> _GOAL_
Every line below is to be copied exactly, with the pictures left out.

> _DATASET_
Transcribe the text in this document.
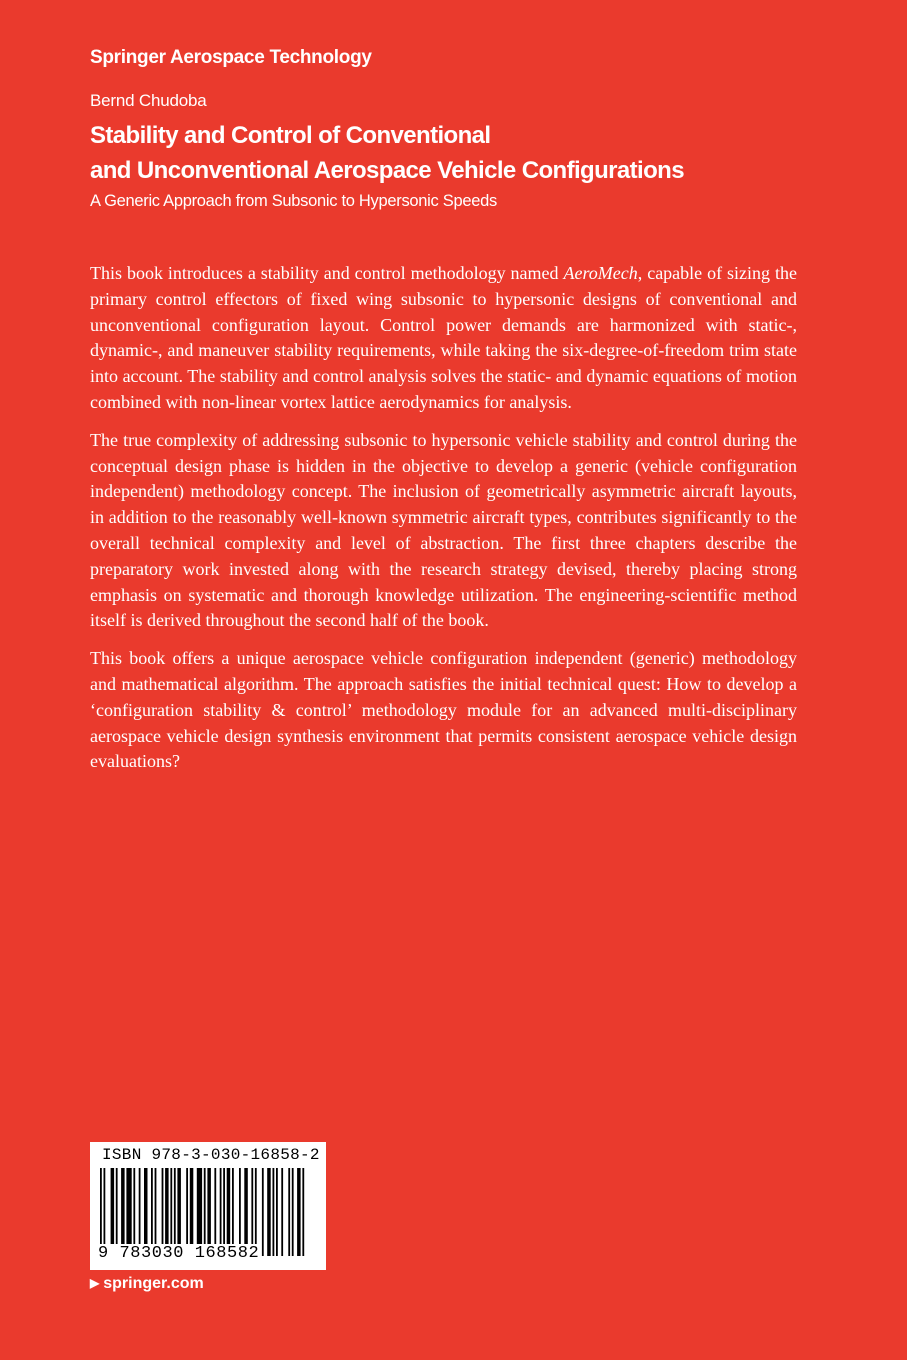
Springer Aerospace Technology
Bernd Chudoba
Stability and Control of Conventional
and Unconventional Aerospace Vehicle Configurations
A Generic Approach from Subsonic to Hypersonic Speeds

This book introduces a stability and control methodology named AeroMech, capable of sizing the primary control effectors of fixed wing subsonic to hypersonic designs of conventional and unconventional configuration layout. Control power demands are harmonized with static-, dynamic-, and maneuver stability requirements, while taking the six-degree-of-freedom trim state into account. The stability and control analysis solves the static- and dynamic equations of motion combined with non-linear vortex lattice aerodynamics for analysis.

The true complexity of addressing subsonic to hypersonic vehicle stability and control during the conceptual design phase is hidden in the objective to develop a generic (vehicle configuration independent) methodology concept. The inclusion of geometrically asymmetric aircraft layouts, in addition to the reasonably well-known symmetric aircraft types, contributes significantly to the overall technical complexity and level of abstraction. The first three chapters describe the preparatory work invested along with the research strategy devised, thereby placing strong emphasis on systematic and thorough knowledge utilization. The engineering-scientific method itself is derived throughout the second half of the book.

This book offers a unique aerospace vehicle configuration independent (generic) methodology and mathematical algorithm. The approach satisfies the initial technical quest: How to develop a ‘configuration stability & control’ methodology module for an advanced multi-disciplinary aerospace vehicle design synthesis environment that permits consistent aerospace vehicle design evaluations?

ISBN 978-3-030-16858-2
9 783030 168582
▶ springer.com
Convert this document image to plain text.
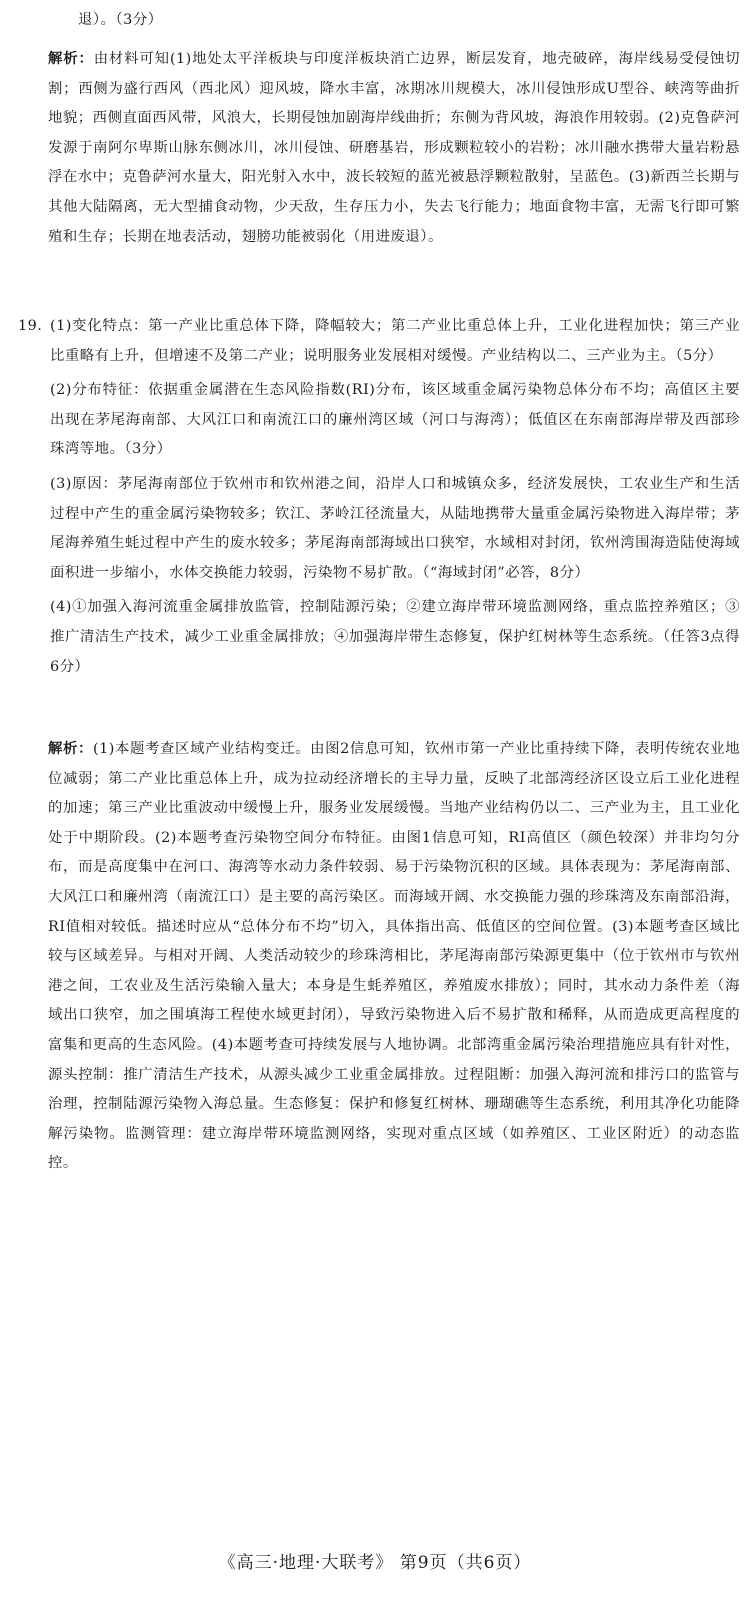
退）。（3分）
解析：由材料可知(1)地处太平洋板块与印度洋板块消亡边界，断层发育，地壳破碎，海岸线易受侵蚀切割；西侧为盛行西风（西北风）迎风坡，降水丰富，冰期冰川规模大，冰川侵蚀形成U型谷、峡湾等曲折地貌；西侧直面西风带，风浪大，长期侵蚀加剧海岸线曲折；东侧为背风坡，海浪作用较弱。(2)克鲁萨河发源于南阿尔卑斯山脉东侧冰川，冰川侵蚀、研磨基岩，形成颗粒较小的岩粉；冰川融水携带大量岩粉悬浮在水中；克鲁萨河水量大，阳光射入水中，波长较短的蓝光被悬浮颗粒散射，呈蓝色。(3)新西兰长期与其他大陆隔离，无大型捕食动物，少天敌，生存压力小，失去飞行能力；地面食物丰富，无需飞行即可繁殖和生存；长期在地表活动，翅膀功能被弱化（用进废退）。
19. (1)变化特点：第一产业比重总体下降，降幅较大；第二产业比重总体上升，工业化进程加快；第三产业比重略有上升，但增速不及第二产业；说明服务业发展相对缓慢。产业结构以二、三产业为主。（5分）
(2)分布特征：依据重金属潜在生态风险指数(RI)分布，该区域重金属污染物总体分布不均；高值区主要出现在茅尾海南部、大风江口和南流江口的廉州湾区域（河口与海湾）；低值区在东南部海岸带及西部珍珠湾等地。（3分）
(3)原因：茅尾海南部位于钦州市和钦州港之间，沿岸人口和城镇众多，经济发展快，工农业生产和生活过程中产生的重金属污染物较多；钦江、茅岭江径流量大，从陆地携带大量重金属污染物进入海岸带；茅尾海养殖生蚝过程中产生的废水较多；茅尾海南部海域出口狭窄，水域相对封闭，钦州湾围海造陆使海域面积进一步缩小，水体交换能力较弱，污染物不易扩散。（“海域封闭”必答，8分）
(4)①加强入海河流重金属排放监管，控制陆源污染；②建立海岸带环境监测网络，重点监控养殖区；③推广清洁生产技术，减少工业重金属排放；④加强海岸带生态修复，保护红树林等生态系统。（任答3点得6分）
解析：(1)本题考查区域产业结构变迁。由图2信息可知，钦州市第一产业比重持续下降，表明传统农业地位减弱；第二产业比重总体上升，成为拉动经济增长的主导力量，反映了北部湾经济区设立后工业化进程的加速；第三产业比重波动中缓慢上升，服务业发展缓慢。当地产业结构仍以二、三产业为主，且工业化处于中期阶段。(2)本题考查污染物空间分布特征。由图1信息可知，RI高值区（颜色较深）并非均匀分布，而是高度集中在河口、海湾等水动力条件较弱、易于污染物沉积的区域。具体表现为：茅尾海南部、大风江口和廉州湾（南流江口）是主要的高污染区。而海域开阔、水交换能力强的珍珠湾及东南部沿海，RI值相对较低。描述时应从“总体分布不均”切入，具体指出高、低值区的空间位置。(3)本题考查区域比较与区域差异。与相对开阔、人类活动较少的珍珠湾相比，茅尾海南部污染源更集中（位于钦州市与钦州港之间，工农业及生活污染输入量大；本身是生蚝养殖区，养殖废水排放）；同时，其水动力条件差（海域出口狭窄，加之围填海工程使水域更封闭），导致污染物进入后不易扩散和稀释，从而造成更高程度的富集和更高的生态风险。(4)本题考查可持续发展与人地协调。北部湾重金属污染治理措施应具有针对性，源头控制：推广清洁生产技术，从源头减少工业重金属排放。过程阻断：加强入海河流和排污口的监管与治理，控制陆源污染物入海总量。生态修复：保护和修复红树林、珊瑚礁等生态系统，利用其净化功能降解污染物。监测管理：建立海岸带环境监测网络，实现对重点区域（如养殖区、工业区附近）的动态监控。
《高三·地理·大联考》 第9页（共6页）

> _RESULT_
Transcribe the text in this document.
Springer Aerospace Technology
Bernd Chudoba
Stability and Control of Conventional
and Unconventional Aerospace Vehicle Configurations
A Generic Approach from Subsonic to Hypersonic Speeds

This book introduces a stability and control methodology named AeroMech, capable of sizing the primary control effectors of fixed wing subsonic to hypersonic designs of conventional and unconventional configuration layout. Control power demands are harmonized with static-, dynamic-, and maneuver stability requirements, while taking the six-degree-of-freedom trim state into account. The stability and control analysis solves the static- and dynamic equations of motion combined with non-linear vortex lattice aerodynamics for analysis.

The true complexity of addressing subsonic to hypersonic vehicle stability and control during the conceptual design phase is hidden in the objective to develop a generic (vehicle configuration independent) methodology concept. The inclusion of geometrically asymmetric aircraft layouts, in addition to the reasonably well-known symmetric aircraft types, contributes significantly to the overall technical complexity and level of abstraction. The first three chapters describe the preparatory work invested along with the research strategy devised, thereby placing strong emphasis on systematic and thorough knowledge utilization. The engineering-scientific method itself is derived throughout the second half of the book.

This book offers a unique aerospace vehicle configuration independent (generic) methodology and mathematical algorithm. The approach satisfies the initial technical quest: How to develop a ‘configuration stability & control’ methodology module for an advanced multi-disciplinary aerospace vehicle design synthesis environment that permits consistent aerospace vehicle design evaluations?

ISBN 978-3-030-16858-2
9 783030 168582
▶ springer.com
Convert this document image to plain text.
退）。（3分）
解析：由材料可知(1)地处太平洋板块与印度洋板块消亡边界，断层发育，地壳破碎，海岸线易受侵蚀切割；西侧为盛行西风（西北风）迎风坡，降水丰富，冰期冰川规模大，冰川侵蚀形成U型谷、峡湾等曲折地貌；西侧直面西风带，风浪大，长期侵蚀加剧海岸线曲折；东侧为背风坡，海浪作用较弱。(2)克鲁萨河发源于南阿尔卑斯山脉东侧冰川，冰川侵蚀、研磨基岩，形成颗粒较小的岩粉；冰川融水携带大量岩粉悬浮在水中；克鲁萨河水量大，阳光射入水中，波长较短的蓝光被悬浮颗粒散射，呈蓝色。(3)新西兰长期与其他大陆隔离，无大型捕食动物，少天敌，生存压力小，失去飞行能力；地面食物丰富，无需飞行即可繁殖和生存；长期在地表活动，翅膀功能被弱化（用进废退）。
19. (1)变化特点：第一产业比重总体下降，降幅较大；第二产业比重总体上升，工业化进程加快；第三产业比重略有上升，但增速不及第二产业；说明服务业发展相对缓慢。产业结构以二、三产业为主。（5分）
(2)分布特征：依据重金属潜在生态风险指数(RI)分布，该区域重金属污染物总体分布不均；高值区主要出现在茅尾海南部、大风江口和南流江口的廉州湾区域（河口与海湾）；低值区在东南部海岸带及西部珍珠湾等地。（3分）
(3)原因：茅尾海南部位于钦州市和钦州港之间，沿岸人口和城镇众多，经济发展快，工农业生产和生活过程中产生的重金属污染物较多；钦江、茅岭江径流量大，从陆地携带大量重金属污染物进入海岸带；茅尾海养殖生蚝过程中产生的废水较多；茅尾海南部海域出口狭窄，水域相对封闭，钦州湾围海造陆使海域面积进一步缩小，水体交换能力较弱，污染物不易扩散。（“海域封闭”必答，8分）
(4)①加强入海河流重金属排放监管，控制陆源污染；②建立海岸带环境监测网络，重点监控养殖区；③推广清洁生产技术，减少工业重金属排放；④加强海岸带生态修复，保护红树林等生态系统。（任答3点得6分）
解析：(1)本题考查区域产业结构变迁。由图2信息可知，钦州市第一产业比重持续下降，表明传统农业地位减弱；第二产业比重总体上升，成为拉动经济增长的主导力量，反映了北部湾经济区设立后工业化进程的加速；第三产业比重波动中缓慢上升，服务业发展缓慢。当地产业结构仍以二、三产业为主，且工业化处于中期阶段。(2)本题考查污染物空间分布特征。由图1信息可知，RI高值区（颜色较深）并非均匀分布，而是高度集中在河口、海湾等水动力条件较弱、易于污染物沉积的区域。具体表现为：茅尾海南部、大风江口和廉州湾（南流江口）是主要的高污染区。而海域开阔、水交换能力强的珍珠湾及东南部沿海，RI值相对较低。描述时应从“总体分布不均”切入，具体指出高、低值区的空间位置。(3)本题考查区域比较与区域差异。与相对开阔、人类活动较少的珍珠湾相比，茅尾海南部污染源更集中（位于钦州市与钦州港之间，工农业及生活污染输入量大；本身是生蚝养殖区，养殖废水排放）；同时，其水动力条件差（海域出口狭窄，加之围填海工程使水域更封闭），导致污染物进入后不易扩散和稀释，从而造成更高程度的富集和更高的生态风险。(4)本题考查可持续发展与人地协调。北部湾重金属污染治理措施应具有针对性，源头控制：推广清洁生产技术，从源头减少工业重金属排放。过程阻断：加强入海河流和排污口的监管与治理，控制陆源污染物入海总量。生态修复：保护和修复红树林、珊瑚礁等生态系统，利用其净化功能降解污染物。监测管理：建立海岸带环境监测网络，实现对重点区域（如养殖区、工业区附近）的动态监控。
《高三·地理·大联考》 第9页（共6页）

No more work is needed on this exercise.